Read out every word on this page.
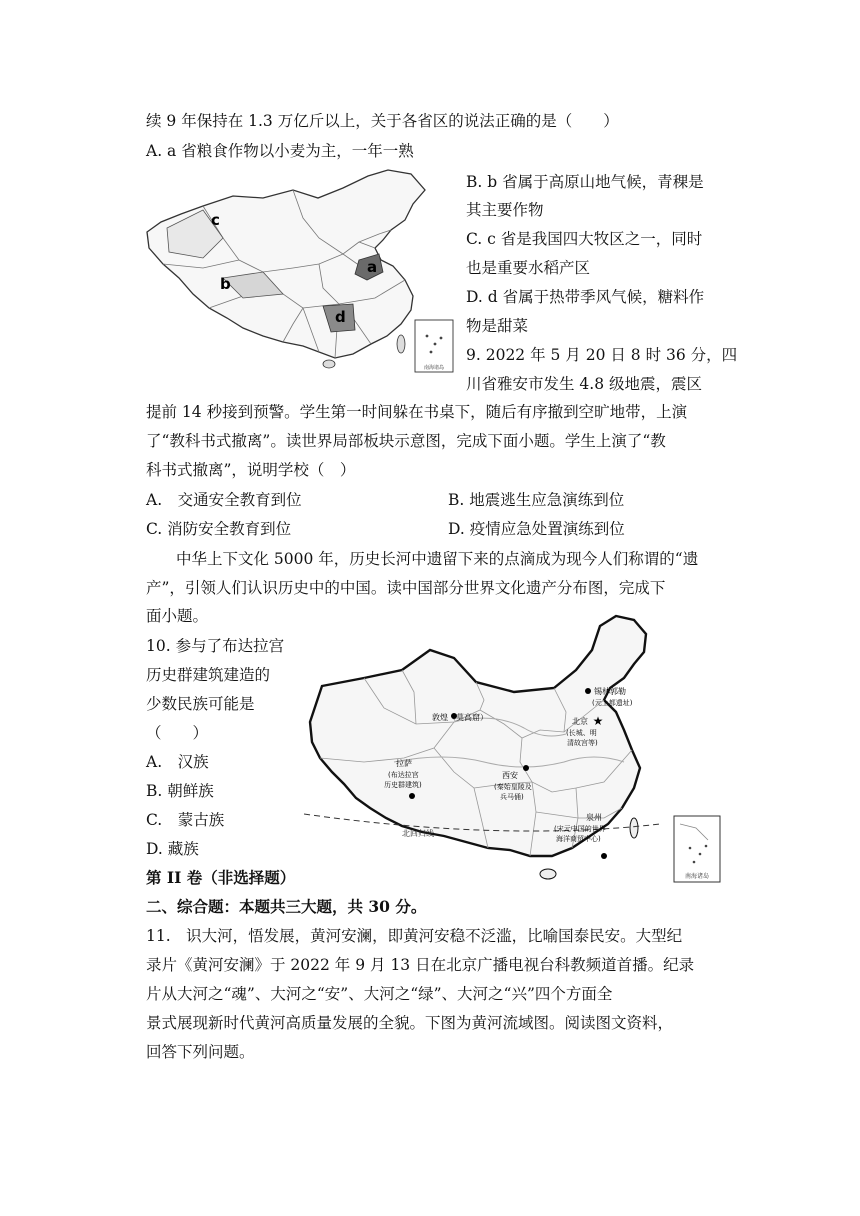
续 9 年保持在 1.3 万亿斤以上，关于各省区的说法正确的是（　　）
A. a 省粮食作物以小麦为主，一年一熟
南海诸岛
a
b
c
d
B. b 省属于高原山地气候，青稞是
其主要作物
C. c 省是我国四大牧区之一，同时
也是重要水稻产区
D. d 省属于热带季风气候，糖料作
物是甜菜
9. 2022 年 5 月 20 日 8 时 36 分，四
川省雅安市发生 4.8 级地震，震区
提前 14 秒接到预警。学生第一时间躲在书桌下，随后有序撤到空旷地带，上演
了“教科书式撤离”。读世界局部板块示意图，完成下面小题。学生上演了“教
科书式撤离”，说明学校（　）
A.　交通安全教育到位	B. 地震逃生应急演练到位
C. 消防安全教育到位	D. 疫情应急处置演练到位
中华上下文化 5000 年，历史长河中遗留下来的点滴成为现今人们称谓的“遗
产”，引领人们认识历史中的中国。读中国部分世界文化遗产分布图，完成下
面小题。
10. 参与了布达拉宫
历史群建筑建造的
少数民族可能是
（　　）
A.　汉族
B. 朝鲜族
C.　蒙古族
D. 藏族
北回归线
南海诸岛
锡林郭勒
(元上都遗址)
★
北京
(长城、明
清故宫等)
敦煌（莫高窟）
拉萨
(布达拉宫
历史群建筑)
西安
(秦始皇陵及
兵马俑)
泉州
(宋元中国的世界
海洋商贸中心)
第 II 卷（非选择题）
二、综合题：本题共三大题，共 30 分。
11.　识大河，悟发展，黄河安澜，即黄河安稳不泛滥，比喻国泰民安。大型纪
录片《黄河安澜》于 2022 年 9 月 13 日在北京广播电视台科教频道首播。纪录
片从大河之“魂”、大河之“安”、大河之“绿”、大河之“兴”四个方面全
景式展现新时代黄河高质量发展的全貌。下图为黄河流域图。阅读图文资料，
回答下列问题。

**EXERCISE GOAL**. Repeat the listing in full and exactly. Do not include any images.

**EXPECTED ANSWER**.
Read out every word on this page.
续 9 年保持在 1.3 万亿斤以上，关于各省区的说法正确的是（　　）
A. a 省粮食作物以小麦为主，一年一熟
南海诸岛
a
b
c
d
B. b 省属于高原山地气候，青稞是
其主要作物
C. c 省是我国四大牧区之一，同时
也是重要水稻产区
D. d 省属于热带季风气候，糖料作
物是甜菜
9. 2022 年 5 月 20 日 8 时 36 分，四
川省雅安市发生 4.8 级地震，震区
提前 14 秒接到预警。学生第一时间躲在书桌下，随后有序撤到空旷地带，上演
了“教科书式撤离”。读世界局部板块示意图，完成下面小题。学生上演了“教
科书式撤离”，说明学校（　）
A.　交通安全教育到位	B. 地震逃生应急演练到位
C. 消防安全教育到位	D. 疫情应急处置演练到位
中华上下文化 5000 年，历史长河中遗留下来的点滴成为现今人们称谓的“遗
产”，引领人们认识历史中的中国。读中国部分世界文化遗产分布图，完成下
面小题。
10. 参与了布达拉宫
历史群建筑建造的
少数民族可能是
（　　）
A.　汉族
B. 朝鲜族
C.　蒙古族
D. 藏族
北回归线
南海诸岛
锡林郭勒
(元上都遗址)
★
北京
(长城、明
清故宫等)
敦煌（莫高窟）
拉萨
(布达拉宫
历史群建筑)
西安
(秦始皇陵及
兵马俑)
泉州
(宋元中国的世界
海洋商贸中心)
第 II 卷（非选择题）
二、综合题：本题共三大题，共 30 分。
11.　识大河，悟发展，黄河安澜，即黄河安稳不泛滥，比喻国泰民安。大型纪
录片《黄河安澜》于 2022 年 9 月 13 日在北京广播电视台科教频道首播。纪录
片从大河之“魂”、大河之“安”、大河之“绿”、大河之“兴”四个方面全
景式展现新时代黄河高质量发展的全貌。下图为黄河流域图。阅读图文资料，
回答下列问题。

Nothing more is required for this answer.